** START Records shown **
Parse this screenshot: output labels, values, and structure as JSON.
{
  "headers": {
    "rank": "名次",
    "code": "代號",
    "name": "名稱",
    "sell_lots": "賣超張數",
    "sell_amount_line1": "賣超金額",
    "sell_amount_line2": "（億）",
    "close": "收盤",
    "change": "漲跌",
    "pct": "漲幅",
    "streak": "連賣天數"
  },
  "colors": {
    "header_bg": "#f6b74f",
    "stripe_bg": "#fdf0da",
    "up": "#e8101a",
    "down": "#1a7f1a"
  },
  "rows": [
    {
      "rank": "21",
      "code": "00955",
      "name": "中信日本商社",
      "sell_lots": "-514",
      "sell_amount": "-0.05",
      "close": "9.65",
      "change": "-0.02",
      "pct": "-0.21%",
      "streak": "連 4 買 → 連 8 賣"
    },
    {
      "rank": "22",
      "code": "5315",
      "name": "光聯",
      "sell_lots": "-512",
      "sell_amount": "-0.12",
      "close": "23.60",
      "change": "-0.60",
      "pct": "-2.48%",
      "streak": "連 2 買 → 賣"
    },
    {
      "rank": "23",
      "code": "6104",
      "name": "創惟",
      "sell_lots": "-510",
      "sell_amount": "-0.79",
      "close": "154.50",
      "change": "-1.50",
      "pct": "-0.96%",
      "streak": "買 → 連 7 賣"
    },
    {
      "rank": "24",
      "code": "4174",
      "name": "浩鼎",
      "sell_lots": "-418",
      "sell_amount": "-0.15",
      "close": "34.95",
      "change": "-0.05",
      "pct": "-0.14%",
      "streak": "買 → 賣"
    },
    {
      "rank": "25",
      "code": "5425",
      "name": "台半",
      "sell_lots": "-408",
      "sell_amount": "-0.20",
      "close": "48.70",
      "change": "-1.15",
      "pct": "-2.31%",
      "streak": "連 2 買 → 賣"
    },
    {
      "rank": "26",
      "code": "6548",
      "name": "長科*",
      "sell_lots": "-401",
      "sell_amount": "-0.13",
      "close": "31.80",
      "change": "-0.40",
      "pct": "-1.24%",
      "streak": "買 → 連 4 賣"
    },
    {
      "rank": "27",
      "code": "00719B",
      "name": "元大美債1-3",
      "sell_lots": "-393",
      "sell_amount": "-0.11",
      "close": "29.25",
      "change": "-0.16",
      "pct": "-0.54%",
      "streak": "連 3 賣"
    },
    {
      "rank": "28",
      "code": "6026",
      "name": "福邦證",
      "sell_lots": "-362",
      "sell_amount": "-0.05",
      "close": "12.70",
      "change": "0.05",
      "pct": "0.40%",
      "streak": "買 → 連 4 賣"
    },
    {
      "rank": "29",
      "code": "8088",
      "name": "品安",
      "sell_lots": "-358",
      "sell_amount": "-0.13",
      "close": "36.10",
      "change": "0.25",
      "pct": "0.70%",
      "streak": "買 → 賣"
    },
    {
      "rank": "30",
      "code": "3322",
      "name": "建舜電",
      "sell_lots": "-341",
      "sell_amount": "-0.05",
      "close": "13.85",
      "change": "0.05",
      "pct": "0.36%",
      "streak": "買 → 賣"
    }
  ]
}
** END Records shown **
▸ **Given instruction**
Transcribe every line of the data, exactly as it stands.

▸ **The result**
Parse this screenshot: output labels, values, and structure as JSON.
{
  "headers": {
    "rank": "名次",
    "code": "代號",
    "name": "名稱",
    "sell_lots": "賣超張數",
    "sell_amount_line1": "賣超金額",
    "sell_amount_line2": "（億）",
    "close": "收盤",
    "change": "漲跌",
    "pct": "漲幅",
    "streak": "連賣天數"
  },
  "colors": {
    "header_bg": "#f6b74f",
    "stripe_bg": "#fdf0da",
    "up": "#e8101a",
    "down": "#1a7f1a"
  },
  "rows": [
    {
      "rank": "21",
      "code": "00955",
      "name": "中信日本商社",
      "sell_lots": "-514",
      "sell_amount": "-0.05",
      "close": "9.65",
      "change": "-0.02",
      "pct": "-0.21%",
      "streak": "連 4 買 → 連 8 賣"
    },
    {
      "rank": "22",
      "code": "5315",
      "name": "光聯",
      "sell_lots": "-512",
      "sell_amount": "-0.12",
      "close": "23.60",
      "change": "-0.60",
      "pct": "-2.48%",
      "streak": "連 2 買 → 賣"
    },
    {
      "rank": "23",
      "code": "6104",
      "name": "創惟",
      "sell_lots": "-510",
      "sell_amount": "-0.79",
      "close": "154.50",
      "change": "-1.50",
      "pct": "-0.96%",
      "streak": "買 → 連 7 賣"
    },
    {
      "rank": "24",
      "code": "4174",
      "name": "浩鼎",
      "sell_lots": "-418",
      "sell_amount": "-0.15",
      "close": "34.95",
      "change": "-0.05",
      "pct": "-0.14%",
      "streak": "買 → 賣"
    },
    {
      "rank": "25",
      "code": "5425",
      "name": "台半",
      "sell_lots": "-408",
      "sell_amount": "-0.20",
      "close": "48.70",
      "change": "-1.15",
      "pct": "-2.31%",
      "streak": "連 2 買 → 賣"
    },
    {
      "rank": "26",
      "code": "6548",
      "name": "長科*",
      "sell_lots": "-401",
      "sell_amount": "-0.13",
      "close": "31.80",
      "change": "-0.40",
      "pct": "-1.24%",
      "streak": "買 → 連 4 賣"
    },
    {
      "rank": "27",
      "code": "00719B",
      "name": "元大美債1-3",
      "sell_lots": "-393",
      "sell_amount": "-0.11",
      "close": "29.25",
      "change": "-0.16",
      "pct": "-0.54%",
      "streak": "連 3 賣"
    },
    {
      "rank": "28",
      "code": "6026",
      "name": "福邦證",
      "sell_lots": "-362",
      "sell_amount": "-0.05",
      "close": "12.70",
      "change": "0.05",
      "pct": "0.40%",
      "streak": "買 → 連 4 賣"
    },
    {
      "rank": "29",
      "code": "8088",
      "name": "品安",
      "sell_lots": "-358",
      "sell_amount": "-0.13",
      "close": "36.10",
      "change": "0.25",
      "pct": "0.70%",
      "streak": "買 → 賣"
    },
    {
      "rank": "30",
      "code": "3322",
      "name": "建舜電",
      "sell_lots": "-341",
      "sell_amount": "-0.05",
      "close": "13.85",
      "change": "0.05",
      "pct": "0.36%",
      "streak": "買 → 賣"
    }
  ]
}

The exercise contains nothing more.